> **SET TASK**
Gather every line holding the string "Tube".

> **RAW RECORDS**
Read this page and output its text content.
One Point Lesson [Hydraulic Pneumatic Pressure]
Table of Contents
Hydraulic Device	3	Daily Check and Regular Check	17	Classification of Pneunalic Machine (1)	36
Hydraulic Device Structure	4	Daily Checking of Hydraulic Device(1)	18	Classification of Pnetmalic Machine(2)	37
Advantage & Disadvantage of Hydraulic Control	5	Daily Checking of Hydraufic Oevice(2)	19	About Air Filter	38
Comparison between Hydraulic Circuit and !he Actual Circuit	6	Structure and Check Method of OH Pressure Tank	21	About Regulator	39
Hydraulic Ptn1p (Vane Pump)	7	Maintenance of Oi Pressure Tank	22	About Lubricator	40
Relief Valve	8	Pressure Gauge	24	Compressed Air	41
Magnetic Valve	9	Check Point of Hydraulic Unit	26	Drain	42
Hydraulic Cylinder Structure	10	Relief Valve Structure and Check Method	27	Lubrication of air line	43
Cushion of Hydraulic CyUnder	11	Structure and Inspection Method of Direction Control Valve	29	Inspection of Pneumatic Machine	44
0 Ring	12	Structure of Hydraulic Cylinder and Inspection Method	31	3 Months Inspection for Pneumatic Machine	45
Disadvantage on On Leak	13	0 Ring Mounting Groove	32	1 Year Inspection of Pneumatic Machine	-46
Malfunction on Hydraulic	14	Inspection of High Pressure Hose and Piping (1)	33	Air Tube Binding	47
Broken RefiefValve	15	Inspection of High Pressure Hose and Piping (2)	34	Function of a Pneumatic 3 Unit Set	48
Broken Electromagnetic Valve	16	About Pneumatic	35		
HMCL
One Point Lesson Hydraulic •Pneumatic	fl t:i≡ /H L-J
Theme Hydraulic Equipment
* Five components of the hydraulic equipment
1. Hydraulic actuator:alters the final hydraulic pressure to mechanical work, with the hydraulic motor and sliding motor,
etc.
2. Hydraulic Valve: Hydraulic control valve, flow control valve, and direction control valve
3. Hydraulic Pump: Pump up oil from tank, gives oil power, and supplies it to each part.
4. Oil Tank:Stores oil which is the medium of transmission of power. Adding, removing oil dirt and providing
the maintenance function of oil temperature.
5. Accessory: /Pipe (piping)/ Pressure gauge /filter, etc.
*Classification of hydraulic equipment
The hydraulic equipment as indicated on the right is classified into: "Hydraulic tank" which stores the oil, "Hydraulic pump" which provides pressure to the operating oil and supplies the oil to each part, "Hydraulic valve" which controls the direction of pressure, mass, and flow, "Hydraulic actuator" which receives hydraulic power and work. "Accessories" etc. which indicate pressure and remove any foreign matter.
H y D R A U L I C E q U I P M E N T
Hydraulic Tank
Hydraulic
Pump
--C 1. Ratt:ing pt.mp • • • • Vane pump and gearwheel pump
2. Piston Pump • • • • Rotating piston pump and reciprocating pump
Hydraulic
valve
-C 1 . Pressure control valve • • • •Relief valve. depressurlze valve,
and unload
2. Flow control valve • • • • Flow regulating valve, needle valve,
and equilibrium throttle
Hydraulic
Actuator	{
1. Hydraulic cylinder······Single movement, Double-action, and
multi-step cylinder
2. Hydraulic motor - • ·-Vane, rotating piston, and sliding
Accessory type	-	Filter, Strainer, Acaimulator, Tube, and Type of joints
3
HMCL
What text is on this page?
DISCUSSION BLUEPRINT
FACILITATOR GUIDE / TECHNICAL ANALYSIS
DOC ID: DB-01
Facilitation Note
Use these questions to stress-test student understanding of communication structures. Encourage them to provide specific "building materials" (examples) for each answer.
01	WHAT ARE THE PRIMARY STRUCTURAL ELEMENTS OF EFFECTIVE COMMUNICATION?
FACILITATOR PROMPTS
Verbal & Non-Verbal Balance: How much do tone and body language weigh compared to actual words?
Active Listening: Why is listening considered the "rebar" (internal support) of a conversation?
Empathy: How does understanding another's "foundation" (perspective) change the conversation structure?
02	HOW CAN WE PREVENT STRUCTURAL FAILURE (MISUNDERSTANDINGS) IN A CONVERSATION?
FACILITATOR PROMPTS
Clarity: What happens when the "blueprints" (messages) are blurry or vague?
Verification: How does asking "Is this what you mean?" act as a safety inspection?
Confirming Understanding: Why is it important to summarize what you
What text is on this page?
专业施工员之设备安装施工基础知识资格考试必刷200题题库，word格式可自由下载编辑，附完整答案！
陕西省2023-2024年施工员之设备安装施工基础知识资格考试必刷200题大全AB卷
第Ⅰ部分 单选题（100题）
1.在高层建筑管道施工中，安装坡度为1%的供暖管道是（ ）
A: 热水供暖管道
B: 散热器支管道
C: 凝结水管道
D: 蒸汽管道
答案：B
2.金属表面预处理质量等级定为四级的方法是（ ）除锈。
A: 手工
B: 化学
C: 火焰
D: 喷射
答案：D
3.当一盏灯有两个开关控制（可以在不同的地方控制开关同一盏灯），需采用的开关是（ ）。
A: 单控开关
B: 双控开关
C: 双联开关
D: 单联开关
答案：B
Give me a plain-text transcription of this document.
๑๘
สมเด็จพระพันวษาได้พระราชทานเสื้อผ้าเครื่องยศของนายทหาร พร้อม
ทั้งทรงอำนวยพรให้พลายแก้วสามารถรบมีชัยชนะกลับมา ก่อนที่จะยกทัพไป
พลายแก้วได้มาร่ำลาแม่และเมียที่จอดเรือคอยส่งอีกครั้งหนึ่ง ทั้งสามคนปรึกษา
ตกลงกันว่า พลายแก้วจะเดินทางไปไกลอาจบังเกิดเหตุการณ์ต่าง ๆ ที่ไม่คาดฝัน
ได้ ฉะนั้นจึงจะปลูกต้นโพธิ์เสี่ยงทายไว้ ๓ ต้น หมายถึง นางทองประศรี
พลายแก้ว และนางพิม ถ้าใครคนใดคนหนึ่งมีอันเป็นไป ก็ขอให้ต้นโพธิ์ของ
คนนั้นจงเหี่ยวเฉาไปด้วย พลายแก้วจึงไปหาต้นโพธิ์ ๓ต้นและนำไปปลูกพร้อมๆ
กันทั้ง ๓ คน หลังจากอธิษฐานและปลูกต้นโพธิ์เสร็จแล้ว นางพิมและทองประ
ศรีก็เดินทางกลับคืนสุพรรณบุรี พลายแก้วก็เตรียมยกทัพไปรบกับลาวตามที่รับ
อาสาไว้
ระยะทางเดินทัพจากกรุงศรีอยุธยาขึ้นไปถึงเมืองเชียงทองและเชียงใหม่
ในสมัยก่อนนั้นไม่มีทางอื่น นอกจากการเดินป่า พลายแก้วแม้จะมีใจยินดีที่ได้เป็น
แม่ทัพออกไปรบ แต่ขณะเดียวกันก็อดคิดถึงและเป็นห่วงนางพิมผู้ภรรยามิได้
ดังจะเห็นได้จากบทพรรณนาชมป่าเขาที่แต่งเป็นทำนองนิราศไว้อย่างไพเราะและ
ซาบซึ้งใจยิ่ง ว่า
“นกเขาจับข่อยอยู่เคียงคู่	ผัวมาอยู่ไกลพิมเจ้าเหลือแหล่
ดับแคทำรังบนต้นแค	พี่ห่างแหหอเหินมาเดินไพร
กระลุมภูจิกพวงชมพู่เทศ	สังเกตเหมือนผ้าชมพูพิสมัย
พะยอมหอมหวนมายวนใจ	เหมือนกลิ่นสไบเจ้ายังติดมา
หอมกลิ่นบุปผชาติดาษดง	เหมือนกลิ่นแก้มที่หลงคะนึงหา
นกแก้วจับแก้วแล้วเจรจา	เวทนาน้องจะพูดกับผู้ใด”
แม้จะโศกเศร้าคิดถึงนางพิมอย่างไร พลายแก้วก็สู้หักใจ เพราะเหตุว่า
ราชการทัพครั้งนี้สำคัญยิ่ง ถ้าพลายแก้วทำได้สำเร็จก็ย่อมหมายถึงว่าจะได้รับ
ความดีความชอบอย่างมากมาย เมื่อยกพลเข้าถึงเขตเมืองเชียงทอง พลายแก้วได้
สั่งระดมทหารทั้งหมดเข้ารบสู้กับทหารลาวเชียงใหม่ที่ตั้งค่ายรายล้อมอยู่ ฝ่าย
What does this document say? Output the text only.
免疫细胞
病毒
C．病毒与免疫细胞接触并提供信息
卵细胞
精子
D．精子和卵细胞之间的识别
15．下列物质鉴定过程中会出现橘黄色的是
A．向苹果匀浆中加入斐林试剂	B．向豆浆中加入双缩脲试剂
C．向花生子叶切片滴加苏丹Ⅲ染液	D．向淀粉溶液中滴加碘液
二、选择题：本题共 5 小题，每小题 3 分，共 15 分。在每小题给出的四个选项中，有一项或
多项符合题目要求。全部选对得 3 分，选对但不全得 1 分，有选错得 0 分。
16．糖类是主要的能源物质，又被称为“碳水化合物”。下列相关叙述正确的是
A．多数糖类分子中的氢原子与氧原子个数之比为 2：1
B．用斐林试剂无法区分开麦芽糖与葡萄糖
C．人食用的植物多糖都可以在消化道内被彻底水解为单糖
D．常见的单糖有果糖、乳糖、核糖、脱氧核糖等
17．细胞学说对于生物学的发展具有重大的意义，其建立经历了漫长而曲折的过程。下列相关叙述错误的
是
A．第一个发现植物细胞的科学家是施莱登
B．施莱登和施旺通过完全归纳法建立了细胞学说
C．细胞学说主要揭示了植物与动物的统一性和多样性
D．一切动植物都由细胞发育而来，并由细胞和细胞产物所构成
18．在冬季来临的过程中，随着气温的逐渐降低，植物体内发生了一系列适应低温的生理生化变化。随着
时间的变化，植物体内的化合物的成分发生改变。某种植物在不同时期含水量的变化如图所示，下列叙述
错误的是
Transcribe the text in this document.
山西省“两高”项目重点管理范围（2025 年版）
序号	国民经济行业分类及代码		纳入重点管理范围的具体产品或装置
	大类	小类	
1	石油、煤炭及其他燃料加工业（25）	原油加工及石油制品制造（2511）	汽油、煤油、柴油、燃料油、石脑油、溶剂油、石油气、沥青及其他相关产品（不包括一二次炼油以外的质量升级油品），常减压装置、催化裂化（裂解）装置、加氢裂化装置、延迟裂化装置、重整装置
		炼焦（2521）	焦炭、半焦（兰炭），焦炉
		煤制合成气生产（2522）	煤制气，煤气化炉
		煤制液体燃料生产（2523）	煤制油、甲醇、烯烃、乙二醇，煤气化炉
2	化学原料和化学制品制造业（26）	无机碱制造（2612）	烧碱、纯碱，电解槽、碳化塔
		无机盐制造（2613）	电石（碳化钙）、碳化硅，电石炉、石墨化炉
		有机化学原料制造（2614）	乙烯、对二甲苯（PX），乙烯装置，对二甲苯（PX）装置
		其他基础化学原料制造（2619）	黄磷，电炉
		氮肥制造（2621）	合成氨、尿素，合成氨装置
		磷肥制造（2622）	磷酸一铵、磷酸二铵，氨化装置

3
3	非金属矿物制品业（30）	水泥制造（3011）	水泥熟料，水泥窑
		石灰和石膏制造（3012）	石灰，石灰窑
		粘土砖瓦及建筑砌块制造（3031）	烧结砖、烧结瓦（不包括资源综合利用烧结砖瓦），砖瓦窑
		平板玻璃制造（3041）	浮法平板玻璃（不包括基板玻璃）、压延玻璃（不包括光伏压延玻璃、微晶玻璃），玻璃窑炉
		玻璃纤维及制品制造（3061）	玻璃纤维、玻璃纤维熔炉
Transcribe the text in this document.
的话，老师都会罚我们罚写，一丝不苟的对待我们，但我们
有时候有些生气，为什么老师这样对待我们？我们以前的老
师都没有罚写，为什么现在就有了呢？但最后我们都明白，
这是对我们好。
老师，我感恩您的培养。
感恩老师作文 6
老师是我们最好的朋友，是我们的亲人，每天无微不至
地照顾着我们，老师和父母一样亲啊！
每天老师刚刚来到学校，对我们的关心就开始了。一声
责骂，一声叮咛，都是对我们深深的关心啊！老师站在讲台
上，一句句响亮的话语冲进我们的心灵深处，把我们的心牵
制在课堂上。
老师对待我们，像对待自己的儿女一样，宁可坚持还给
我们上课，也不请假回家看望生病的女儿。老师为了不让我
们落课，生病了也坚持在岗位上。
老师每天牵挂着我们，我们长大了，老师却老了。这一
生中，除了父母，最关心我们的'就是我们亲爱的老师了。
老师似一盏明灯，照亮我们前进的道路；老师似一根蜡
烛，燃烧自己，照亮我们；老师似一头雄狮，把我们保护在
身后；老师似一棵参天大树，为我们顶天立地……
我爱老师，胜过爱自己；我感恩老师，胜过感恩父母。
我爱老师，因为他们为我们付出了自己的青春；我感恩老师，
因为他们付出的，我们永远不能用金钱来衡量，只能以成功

> **RESULT OF THIS EXERCISE**
Malfunction on Hydraulic	14	Inspection of High Pressure Hose and Piping (1)	33	Air Tube Binding	47
Accessory type	-	Filter, Strainer, Acaimulator, Tube, and Type of joints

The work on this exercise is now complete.